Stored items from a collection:
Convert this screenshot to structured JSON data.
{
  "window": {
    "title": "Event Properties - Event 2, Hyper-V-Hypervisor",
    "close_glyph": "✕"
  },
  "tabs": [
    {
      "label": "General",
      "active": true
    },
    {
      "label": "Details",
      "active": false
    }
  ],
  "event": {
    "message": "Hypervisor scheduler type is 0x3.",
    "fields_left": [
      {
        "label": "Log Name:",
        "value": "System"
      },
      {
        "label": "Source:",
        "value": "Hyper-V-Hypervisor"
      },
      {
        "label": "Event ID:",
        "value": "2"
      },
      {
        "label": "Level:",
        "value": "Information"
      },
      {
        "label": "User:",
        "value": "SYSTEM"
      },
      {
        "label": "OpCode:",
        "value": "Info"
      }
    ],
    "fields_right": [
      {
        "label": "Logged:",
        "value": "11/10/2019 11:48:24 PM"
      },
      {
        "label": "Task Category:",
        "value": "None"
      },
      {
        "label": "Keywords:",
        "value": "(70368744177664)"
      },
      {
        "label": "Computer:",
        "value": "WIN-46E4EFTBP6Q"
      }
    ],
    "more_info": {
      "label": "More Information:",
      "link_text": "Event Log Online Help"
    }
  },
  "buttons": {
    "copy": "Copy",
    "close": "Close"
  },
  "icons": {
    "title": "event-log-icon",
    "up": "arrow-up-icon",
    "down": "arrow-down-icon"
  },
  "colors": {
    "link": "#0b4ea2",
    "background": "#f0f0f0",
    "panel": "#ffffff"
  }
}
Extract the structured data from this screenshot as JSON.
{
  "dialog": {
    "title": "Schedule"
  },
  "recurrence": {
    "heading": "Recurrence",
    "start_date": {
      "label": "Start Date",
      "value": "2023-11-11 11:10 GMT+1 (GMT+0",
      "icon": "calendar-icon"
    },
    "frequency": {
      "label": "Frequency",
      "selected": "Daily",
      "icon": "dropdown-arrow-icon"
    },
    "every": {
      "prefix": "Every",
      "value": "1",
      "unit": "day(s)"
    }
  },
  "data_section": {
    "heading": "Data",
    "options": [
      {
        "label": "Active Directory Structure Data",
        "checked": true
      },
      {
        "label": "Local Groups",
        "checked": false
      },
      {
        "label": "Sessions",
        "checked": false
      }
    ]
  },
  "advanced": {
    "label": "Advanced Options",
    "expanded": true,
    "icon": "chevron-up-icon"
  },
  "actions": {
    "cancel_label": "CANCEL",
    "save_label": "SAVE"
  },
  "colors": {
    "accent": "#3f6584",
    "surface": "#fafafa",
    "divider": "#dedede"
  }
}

TASK DIRECTIONS: Print the material verbatim, all of it.

THE SOLUTION:
Convert this screenshot to structured JSON data.
{
  "window": {
    "title": "Event Properties - Event 2, Hyper-V-Hypervisor",
    "close_glyph": "✕"
  },
  "tabs": [
    {
      "label": "General",
      "active": true
    },
    {
      "label": "Details",
      "active": false
    }
  ],
  "event": {
    "message": "Hypervisor scheduler type is 0x3.",
    "fields_left": [
      {
        "label": "Log Name:",
        "value": "System"
      },
      {
        "label": "Source:",
        "value": "Hyper-V-Hypervisor"
      },
      {
        "label": "Event ID:",
        "value": "2"
      },
      {
        "label": "Level:",
        "value": "Information"
      },
      {
        "label": "User:",
        "value": "SYSTEM"
      },
      {
        "label": "OpCode:",
        "value": "Info"
      }
    ],
    "fields_right": [
      {
        "label": "Logged:",
        "value": "11/10/2019 11:48:24 PM"
      },
      {
        "label": "Task Category:",
        "value": "None"
      },
      {
        "label": "Keywords:",
        "value": "(70368744177664)"
      },
      {
        "label": "Computer:",
        "value": "WIN-46E4EFTBP6Q"
      }
    ],
    "more_info": {
      "label": "More Information:",
      "link_text": "Event Log Online Help"
    }
  },
  "buttons": {
    "copy": "Copy",
    "close": "Close"
  },
  "icons": {
    "title": "event-log-icon",
    "up": "arrow-up-icon",
    "down": "arrow-down-icon"
  },
  "colors": {
    "link": "#0b4ea2",
    "background": "#f0f0f0",
    "panel": "#ffffff"
  }
}
Extract the structured data from this screenshot as JSON.
{
  "dialog": {
    "title": "Schedule"
  },
  "recurrence": {
    "heading": "Recurrence",
    "start_date": {
      "label": "Start Date",
      "value": "2023-11-11 11:10 GMT+1 (GMT+0",
      "icon": "calendar-icon"
    },
    "frequency": {
      "label": "Frequency",
      "selected": "Daily",
      "icon": "dropdown-arrow-icon"
    },
    "every": {
      "prefix": "Every",
      "value": "1",
      "unit": "day(s)"
    }
  },
  "data_section": {
    "heading": "Data",
    "options": [
      {
        "label": "Active Directory Structure Data",
        "checked": true
      },
      {
        "label": "Local Groups",
        "checked": false
      },
      {
        "label": "Sessions",
        "checked": false
      }
    ]
  },
  "advanced": {
    "label": "Advanced Options",
    "expanded": true,
    "icon": "chevron-up-icon"
  },
  "actions": {
    "cancel_label": "CANCEL",
    "save_label": "SAVE"
  },
  "colors": {
    "accent": "#3f6584",
    "surface": "#fafafa",
    "divider": "#dedede"
  }
}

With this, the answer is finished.